[Recorded data]
= = = = =
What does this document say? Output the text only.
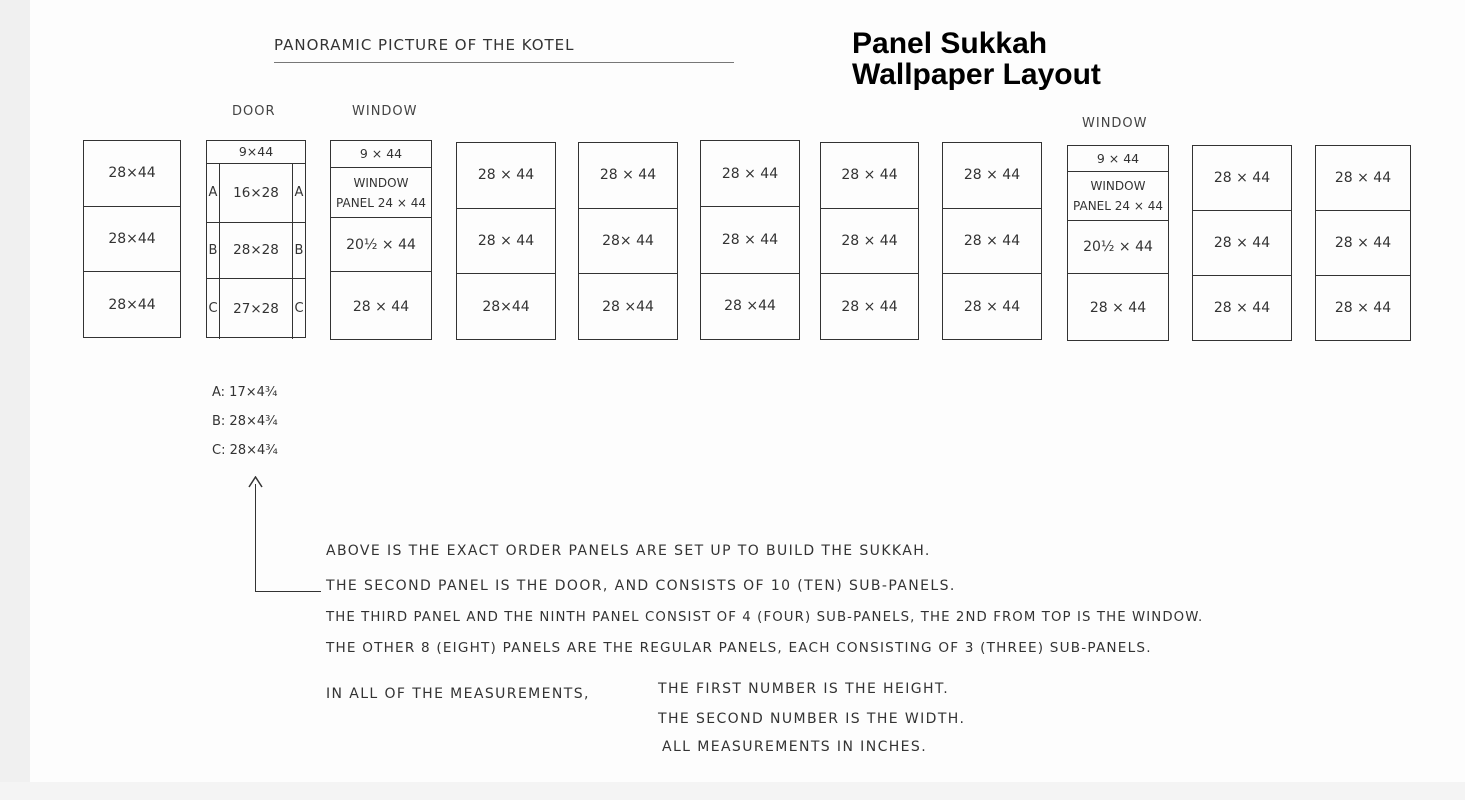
Panel Sukkah
Wallpaper Layout
PANORAMIC PICTURE OF THE KOTEL
DOOR	WINDOW
WINDOW
28×44
28×44
28×44
9×44
A	16×28	A
B	28×28	B
C	27×28	C
9 × 44
WINDOW PANEL 24 × 44
20½ × 44
28 × 44
28 × 44
28 × 44
28×44
28 × 44
28× 44
28 ×44
28 × 44
28 × 44
28 ×44
28 × 44
28 × 44
28 × 44
28 × 44
28 × 44
28 × 44
9 × 44
WINDOW PANEL 24 × 44
20½ × 44
28 × 44
28 × 44
28 × 44
28 × 44
28 × 44
28 × 44
28 × 44
A: 17×4¾
B: 28×4¾
C: 28×4¾
ABOVE IS THE EXACT ORDER PANELS ARE SET UP TO BUILD THE SUKKAH.
THE SECOND PANEL IS THE DOOR, AND CONSISTS OF 10 (TEN) SUB-PANELS.
THE THIRD PANEL AND THE NINTH PANEL CONSIST OF 4 (FOUR) SUB-PANELS, THE 2ND FROM TOP IS THE WINDOW.
THE OTHER 8 (EIGHT) PANELS ARE THE REGULAR PANELS, EACH CONSISTING OF 3 (THREE) SUB-PANELS.
IN ALL OF THE MEASUREMENTS,	THE FIRST NUMBER IS THE HEIGHT.
THE SECOND NUMBER IS THE WIDTH.
ALL MEASUREMENTS IN INCHES.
= = = = =
Exercise: Transcribe all of the records above character for character. Exclude the pictures.

Output for this task:
What does this document say? Output the text only.
Panel Sukkah
Wallpaper Layout
PANORAMIC PICTURE OF THE KOTEL
DOOR	WINDOW
WINDOW
28×44
28×44
28×44
9×44
A	16×28	A
B	28×28	B
C	27×28	C
9 × 44
WINDOW PANEL 24 × 44
20½ × 44
28 × 44
28 × 44
28 × 44
28×44
28 × 44
28× 44
28 ×44
28 × 44
28 × 44
28 ×44
28 × 44
28 × 44
28 × 44
28 × 44
28 × 44
28 × 44
9 × 44
WINDOW PANEL 24 × 44
20½ × 44
28 × 44
28 × 44
28 × 44
28 × 44
28 × 44
28 × 44
28 × 44
A: 17×4¾
B: 28×4¾
C: 28×4¾
ABOVE IS THE EXACT ORDER PANELS ARE SET UP TO BUILD THE SUKKAH.
THE SECOND PANEL IS THE DOOR, AND CONSISTS OF 10 (TEN) SUB-PANELS.
THE THIRD PANEL AND THE NINTH PANEL CONSIST OF 4 (FOUR) SUB-PANELS, THE 2ND FROM TOP IS THE WINDOW.
THE OTHER 8 (EIGHT) PANELS ARE THE REGULAR PANELS, EACH CONSISTING OF 3 (THREE) SUB-PANELS.
IN ALL OF THE MEASUREMENTS,	THE FIRST NUMBER IS THE HEIGHT.
THE SECOND NUMBER IS THE WIDTH.
ALL MEASUREMENTS IN INCHES.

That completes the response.